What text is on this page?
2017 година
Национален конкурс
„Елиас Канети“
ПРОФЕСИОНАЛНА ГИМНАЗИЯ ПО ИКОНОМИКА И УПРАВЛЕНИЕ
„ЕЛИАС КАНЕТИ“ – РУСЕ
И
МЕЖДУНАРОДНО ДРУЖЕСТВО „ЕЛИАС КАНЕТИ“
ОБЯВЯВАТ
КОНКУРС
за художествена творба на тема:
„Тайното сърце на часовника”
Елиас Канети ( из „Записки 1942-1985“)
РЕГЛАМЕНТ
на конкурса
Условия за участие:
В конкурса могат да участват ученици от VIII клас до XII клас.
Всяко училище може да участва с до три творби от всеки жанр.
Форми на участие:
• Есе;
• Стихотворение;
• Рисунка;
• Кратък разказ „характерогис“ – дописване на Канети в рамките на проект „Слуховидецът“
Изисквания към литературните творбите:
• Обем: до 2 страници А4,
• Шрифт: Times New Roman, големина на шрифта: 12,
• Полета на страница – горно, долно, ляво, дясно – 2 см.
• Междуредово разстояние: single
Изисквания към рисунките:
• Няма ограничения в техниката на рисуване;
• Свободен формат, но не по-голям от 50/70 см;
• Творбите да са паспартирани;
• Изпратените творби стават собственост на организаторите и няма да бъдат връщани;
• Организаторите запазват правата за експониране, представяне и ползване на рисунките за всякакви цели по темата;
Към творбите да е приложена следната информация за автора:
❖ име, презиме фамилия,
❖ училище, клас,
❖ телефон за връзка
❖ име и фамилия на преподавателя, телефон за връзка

▶ [WHAT IS BEING ASKED]:
Reproduce the entire listing word for word.

▶ [REPLY TO THE EXERCISE]:
What text is on this page?
2017 година
Национален конкурс
„Елиас Канети“
ПРОФЕСИОНАЛНА ГИМНАЗИЯ ПО ИКОНОМИКА И УПРАВЛЕНИЕ
„ЕЛИАС КАНЕТИ“ – РУСЕ
И
МЕЖДУНАРОДНО ДРУЖЕСТВО „ЕЛИАС КАНЕТИ“
ОБЯВЯВАТ
КОНКУРС
за художествена творба на тема:
„Тайното сърце на часовника”
Елиас Канети ( из „Записки 1942-1985“)
РЕГЛАМЕНТ
на конкурса
Условия за участие:
В конкурса могат да участват ученици от VIII клас до XII клас.
Всяко училище може да участва с до три творби от всеки жанр.
Форми на участие:
• Есе;
• Стихотворение;
• Рисунка;
• Кратък разказ „характерогис“ – дописване на Канети в рамките на проект „Слуховидецът“
Изисквания към литературните творбите:
• Обем: до 2 страници А4,
• Шрифт: Times New Roman, големина на шрифта: 12,
• Полета на страница – горно, долно, ляво, дясно – 2 см.
• Междуредово разстояние: single
Изисквания към рисунките:
• Няма ограничения в техниката на рисуване;
• Свободен формат, но не по-голям от 50/70 см;
• Творбите да са паспартирани;
• Изпратените творби стават собственост на организаторите и няма да бъдат връщани;
• Организаторите запазват правата за експониране, представяне и ползване на рисунките за всякакви цели по темата;
Към творбите да е приложена следната информация за автора:
❖ име, презиме фамилия,
❖ училище, клас,
❖ телефон за връзка
❖ име и фамилия на преподавателя, телефон за връзка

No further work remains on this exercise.